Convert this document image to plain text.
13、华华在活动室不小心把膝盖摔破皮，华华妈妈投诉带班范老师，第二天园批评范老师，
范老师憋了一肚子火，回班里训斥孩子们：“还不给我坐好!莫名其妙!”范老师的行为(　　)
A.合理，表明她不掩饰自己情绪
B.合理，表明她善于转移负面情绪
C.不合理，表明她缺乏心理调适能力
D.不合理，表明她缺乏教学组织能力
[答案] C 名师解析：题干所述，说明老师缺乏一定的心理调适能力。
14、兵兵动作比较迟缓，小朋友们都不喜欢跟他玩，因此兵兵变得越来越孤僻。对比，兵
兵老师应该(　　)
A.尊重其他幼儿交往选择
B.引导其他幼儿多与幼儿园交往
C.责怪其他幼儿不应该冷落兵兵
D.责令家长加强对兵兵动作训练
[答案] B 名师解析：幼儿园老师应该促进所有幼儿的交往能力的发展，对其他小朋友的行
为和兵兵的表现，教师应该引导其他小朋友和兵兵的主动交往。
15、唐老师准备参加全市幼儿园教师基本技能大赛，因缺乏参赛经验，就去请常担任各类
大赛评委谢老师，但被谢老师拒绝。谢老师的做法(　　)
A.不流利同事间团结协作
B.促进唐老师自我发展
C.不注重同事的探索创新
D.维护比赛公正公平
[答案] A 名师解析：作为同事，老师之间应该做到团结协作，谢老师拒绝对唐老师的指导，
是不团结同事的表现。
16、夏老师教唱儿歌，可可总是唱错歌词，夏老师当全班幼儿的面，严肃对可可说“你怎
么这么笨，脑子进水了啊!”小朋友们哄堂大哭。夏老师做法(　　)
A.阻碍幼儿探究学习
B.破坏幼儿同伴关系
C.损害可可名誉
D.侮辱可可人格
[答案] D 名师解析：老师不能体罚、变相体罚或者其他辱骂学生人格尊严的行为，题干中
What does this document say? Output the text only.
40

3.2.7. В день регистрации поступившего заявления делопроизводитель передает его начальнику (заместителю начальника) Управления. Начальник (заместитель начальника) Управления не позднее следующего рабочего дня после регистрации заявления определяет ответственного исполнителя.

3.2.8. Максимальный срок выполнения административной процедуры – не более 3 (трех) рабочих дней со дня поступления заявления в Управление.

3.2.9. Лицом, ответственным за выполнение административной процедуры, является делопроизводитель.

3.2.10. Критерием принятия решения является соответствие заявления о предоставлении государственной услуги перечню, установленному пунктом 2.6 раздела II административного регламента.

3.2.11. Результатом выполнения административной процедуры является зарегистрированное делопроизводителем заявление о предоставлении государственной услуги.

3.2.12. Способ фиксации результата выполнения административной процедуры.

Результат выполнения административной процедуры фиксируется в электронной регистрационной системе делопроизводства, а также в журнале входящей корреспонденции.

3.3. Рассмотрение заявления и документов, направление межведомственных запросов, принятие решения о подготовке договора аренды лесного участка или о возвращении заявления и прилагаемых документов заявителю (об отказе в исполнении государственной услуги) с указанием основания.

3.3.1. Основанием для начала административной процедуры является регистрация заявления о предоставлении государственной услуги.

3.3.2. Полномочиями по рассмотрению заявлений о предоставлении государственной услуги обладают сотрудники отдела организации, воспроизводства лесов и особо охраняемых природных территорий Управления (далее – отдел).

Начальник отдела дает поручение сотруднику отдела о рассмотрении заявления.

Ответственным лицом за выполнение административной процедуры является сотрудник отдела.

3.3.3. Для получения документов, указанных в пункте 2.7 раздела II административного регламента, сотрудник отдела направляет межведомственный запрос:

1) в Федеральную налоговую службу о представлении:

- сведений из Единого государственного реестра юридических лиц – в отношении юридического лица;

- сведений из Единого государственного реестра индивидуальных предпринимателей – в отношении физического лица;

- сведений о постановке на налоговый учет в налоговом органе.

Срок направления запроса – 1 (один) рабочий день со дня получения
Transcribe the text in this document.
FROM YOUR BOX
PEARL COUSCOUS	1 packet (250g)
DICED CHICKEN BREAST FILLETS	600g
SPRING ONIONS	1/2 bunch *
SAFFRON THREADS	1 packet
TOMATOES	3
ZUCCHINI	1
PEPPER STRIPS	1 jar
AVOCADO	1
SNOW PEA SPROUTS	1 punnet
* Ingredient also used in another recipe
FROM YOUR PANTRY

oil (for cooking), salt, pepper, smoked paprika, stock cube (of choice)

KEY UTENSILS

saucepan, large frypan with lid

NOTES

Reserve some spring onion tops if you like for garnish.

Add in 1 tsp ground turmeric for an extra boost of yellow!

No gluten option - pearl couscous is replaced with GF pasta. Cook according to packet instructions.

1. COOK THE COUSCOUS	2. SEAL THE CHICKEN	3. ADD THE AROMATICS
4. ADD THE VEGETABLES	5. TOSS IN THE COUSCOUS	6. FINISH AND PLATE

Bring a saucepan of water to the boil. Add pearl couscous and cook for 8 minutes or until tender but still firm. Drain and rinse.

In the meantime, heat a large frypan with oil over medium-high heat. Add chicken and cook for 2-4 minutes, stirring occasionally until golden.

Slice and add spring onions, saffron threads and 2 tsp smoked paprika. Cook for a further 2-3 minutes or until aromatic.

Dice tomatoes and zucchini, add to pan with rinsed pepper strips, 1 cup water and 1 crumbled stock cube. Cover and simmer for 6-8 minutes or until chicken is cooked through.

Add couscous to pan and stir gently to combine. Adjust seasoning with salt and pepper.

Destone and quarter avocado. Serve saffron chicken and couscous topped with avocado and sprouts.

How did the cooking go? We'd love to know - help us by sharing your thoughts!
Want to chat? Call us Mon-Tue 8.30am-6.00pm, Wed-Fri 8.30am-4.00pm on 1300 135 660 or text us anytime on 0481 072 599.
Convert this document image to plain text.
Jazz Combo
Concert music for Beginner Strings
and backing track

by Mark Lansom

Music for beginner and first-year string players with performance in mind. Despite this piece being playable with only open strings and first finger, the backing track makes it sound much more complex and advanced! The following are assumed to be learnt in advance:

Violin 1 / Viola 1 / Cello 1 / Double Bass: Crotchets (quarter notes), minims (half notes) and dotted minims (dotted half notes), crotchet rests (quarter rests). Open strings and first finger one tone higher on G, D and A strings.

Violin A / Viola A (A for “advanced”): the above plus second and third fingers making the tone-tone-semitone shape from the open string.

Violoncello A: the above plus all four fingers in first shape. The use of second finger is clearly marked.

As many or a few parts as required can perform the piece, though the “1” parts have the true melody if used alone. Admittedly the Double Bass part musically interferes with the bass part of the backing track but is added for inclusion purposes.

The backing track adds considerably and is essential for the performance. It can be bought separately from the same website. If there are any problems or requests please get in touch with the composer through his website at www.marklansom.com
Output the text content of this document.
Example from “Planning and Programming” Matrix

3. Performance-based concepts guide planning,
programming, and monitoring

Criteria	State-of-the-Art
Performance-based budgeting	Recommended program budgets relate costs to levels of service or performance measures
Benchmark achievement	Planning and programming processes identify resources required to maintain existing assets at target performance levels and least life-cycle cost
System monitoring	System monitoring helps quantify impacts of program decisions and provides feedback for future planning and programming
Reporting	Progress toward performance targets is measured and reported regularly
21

--------------------------------

* EXERCISE TASK
Retype the listing above in full, with no alterations.

* ANSWER FOR THE TASK
Convert this document image to plain text.
13、华华在活动室不小心把膝盖摔破皮，华华妈妈投诉带班范老师，第二天园批评范老师，
范老师憋了一肚子火，回班里训斥孩子们：“还不给我坐好!莫名其妙!”范老师的行为(　　)
A.合理，表明她不掩饰自己情绪
B.合理，表明她善于转移负面情绪
C.不合理，表明她缺乏心理调适能力
D.不合理，表明她缺乏教学组织能力
[答案] C 名师解析：题干所述，说明老师缺乏一定的心理调适能力。
14、兵兵动作比较迟缓，小朋友们都不喜欢跟他玩，因此兵兵变得越来越孤僻。对比，兵
兵老师应该(　　)
A.尊重其他幼儿交往选择
B.引导其他幼儿多与幼儿园交往
C.责怪其他幼儿不应该冷落兵兵
D.责令家长加强对兵兵动作训练
[答案] B 名师解析：幼儿园老师应该促进所有幼儿的交往能力的发展，对其他小朋友的行
为和兵兵的表现，教师应该引导其他小朋友和兵兵的主动交往。
15、唐老师准备参加全市幼儿园教师基本技能大赛，因缺乏参赛经验，就去请常担任各类
大赛评委谢老师，但被谢老师拒绝。谢老师的做法(　　)
A.不流利同事间团结协作
B.促进唐老师自我发展
C.不注重同事的探索创新
D.维护比赛公正公平
[答案] A 名师解析：作为同事，老师之间应该做到团结协作，谢老师拒绝对唐老师的指导，
是不团结同事的表现。
16、夏老师教唱儿歌，可可总是唱错歌词，夏老师当全班幼儿的面，严肃对可可说“你怎
么这么笨，脑子进水了啊!”小朋友们哄堂大哭。夏老师做法(　　)
A.阻碍幼儿探究学习
B.破坏幼儿同伴关系
C.损害可可名誉
D.侮辱可可人格
[答案] D 名师解析：老师不能体罚、变相体罚或者其他辱骂学生人格尊严的行为，题干中
What does this document say? Output the text only.
40

3.2.7. В день регистрации поступившего заявления делопроизводитель передает его начальнику (заместителю начальника) Управления. Начальник (заместитель начальника) Управления не позднее следующего рабочего дня после регистрации заявления определяет ответственного исполнителя.

3.2.8. Максимальный срок выполнения административной процедуры – не более 3 (трех) рабочих дней со дня поступления заявления в Управление.

3.2.9. Лицом, ответственным за выполнение административной процедуры, является делопроизводитель.

3.2.10. Критерием принятия решения является соответствие заявления о предоставлении государственной услуги перечню, установленному пунктом 2.6 раздела II административного регламента.

3.2.11. Результатом выполнения административной процедуры является зарегистрированное делопроизводителем заявление о предоставлении государственной услуги.

3.2.12. Способ фиксации результата выполнения административной процедуры.

Результат выполнения административной процедуры фиксируется в электронной регистрационной системе делопроизводства, а также в журнале входящей корреспонденции.

3.3. Рассмотрение заявления и документов, направление межведомственных запросов, принятие решения о подготовке договора аренды лесного участка или о возвращении заявления и прилагаемых документов заявителю (об отказе в исполнении государственной услуги) с указанием основания.

3.3.1. Основанием для начала административной процедуры является регистрация заявления о предоставлении государственной услуги.

3.3.2. Полномочиями по рассмотрению заявлений о предоставлении государственной услуги обладают сотрудники отдела организации, воспроизводства лесов и особо охраняемых природных территорий Управления (далее – отдел).

Начальник отдела дает поручение сотруднику отдела о рассмотрении заявления.

Ответственным лицом за выполнение административной процедуры является сотрудник отдела.

3.3.3. Для получения документов, указанных в пункте 2.7 раздела II административного регламента, сотрудник отдела направляет межведомственный запрос:

1) в Федеральную налоговую службу о представлении:

- сведений из Единого государственного реестра юридических лиц – в отношении юридического лица;

- сведений из Единого государственного реестра индивидуальных предпринимателей – в отношении физического лица;

- сведений о постановке на налоговый учет в налоговом органе.

Срок направления запроса – 1 (один) рабочий день со дня получения
Transcribe the text in this document.
FROM YOUR BOX
PEARL COUSCOUS	1 packet (250g)
DICED CHICKEN BREAST FILLETS	600g
SPRING ONIONS	1/2 bunch *
SAFFRON THREADS	1 packet
TOMATOES	3
ZUCCHINI	1
PEPPER STRIPS	1 jar
AVOCADO	1
SNOW PEA SPROUTS	1 punnet
* Ingredient also used in another recipe
FROM YOUR PANTRY

oil (for cooking), salt, pepper, smoked paprika, stock cube (of choice)

KEY UTENSILS

saucepan, large frypan with lid

NOTES

Reserve some spring onion tops if you like for garnish.

Add in 1 tsp ground turmeric for an extra boost of yellow!

No gluten option - pearl couscous is replaced with GF pasta. Cook according to packet instructions.

1. COOK THE COUSCOUS	2. SEAL THE CHICKEN	3. ADD THE AROMATICS
4. ADD THE VEGETABLES	5. TOSS IN THE COUSCOUS	6. FINISH AND PLATE

Bring a saucepan of water to the boil. Add pearl couscous and cook for 8 minutes or until tender but still firm. Drain and rinse.

In the meantime, heat a large frypan with oil over medium-high heat. Add chicken and cook for 2-4 minutes, stirring occasionally until golden.

Slice and add spring onions, saffron threads and 2 tsp smoked paprika. Cook for a further 2-3 minutes or until aromatic.

Dice tomatoes and zucchini, add to pan with rinsed pepper strips, 1 cup water and 1 crumbled stock cube. Cover and simmer for 6-8 minutes or until chicken is cooked through.

Add couscous to pan and stir gently to combine. Adjust seasoning with salt and pepper.

Destone and quarter avocado. Serve saffron chicken and couscous topped with avocado and sprouts.

How did the cooking go? We'd love to know - help us by sharing your thoughts!
Want to chat? Call us Mon-Tue 8.30am-6.00pm, Wed-Fri 8.30am-4.00pm on 1300 135 660 or text us anytime on 0481 072 599.
Convert this document image to plain text.
Jazz Combo
Concert music for Beginner Strings
and backing track

by Mark Lansom

Music for beginner and first-year string players with performance in mind. Despite this piece being playable with only open strings and first finger, the backing track makes it sound much more complex and advanced! The following are assumed to be learnt in advance:

Violin 1 / Viola 1 / Cello 1 / Double Bass: Crotchets (quarter notes), minims (half notes) and dotted minims (dotted half notes), crotchet rests (quarter rests). Open strings and first finger one tone higher on G, D and A strings.

Violin A / Viola A (A for “advanced”): the above plus second and third fingers making the tone-tone-semitone shape from the open string.

Violoncello A: the above plus all four fingers in first shape. The use of second finger is clearly marked.

As many or a few parts as required can perform the piece, though the “1” parts have the true melody if used alone. Admittedly the Double Bass part musically interferes with the bass part of the backing track but is added for inclusion purposes.

The backing track adds considerably and is essential for the performance. It can be bought separately from the same website. If there are any problems or requests please get in touch with the composer through his website at www.marklansom.com
Output the text content of this document.
Example from “Planning and Programming” Matrix

3. Performance-based concepts guide planning,
programming, and monitoring

Criteria	State-of-the-Art
Performance-based budgeting	Recommended program budgets relate costs to levels of service or performance measures
Benchmark achievement	Planning and programming processes identify resources required to maintain existing assets at target performance levels and least life-cycle cost
System monitoring	System monitoring helps quantify impacts of program decisions and provides feedback for future planning and programming
Reporting	Progress toward performance targets is measured and reported regularly
21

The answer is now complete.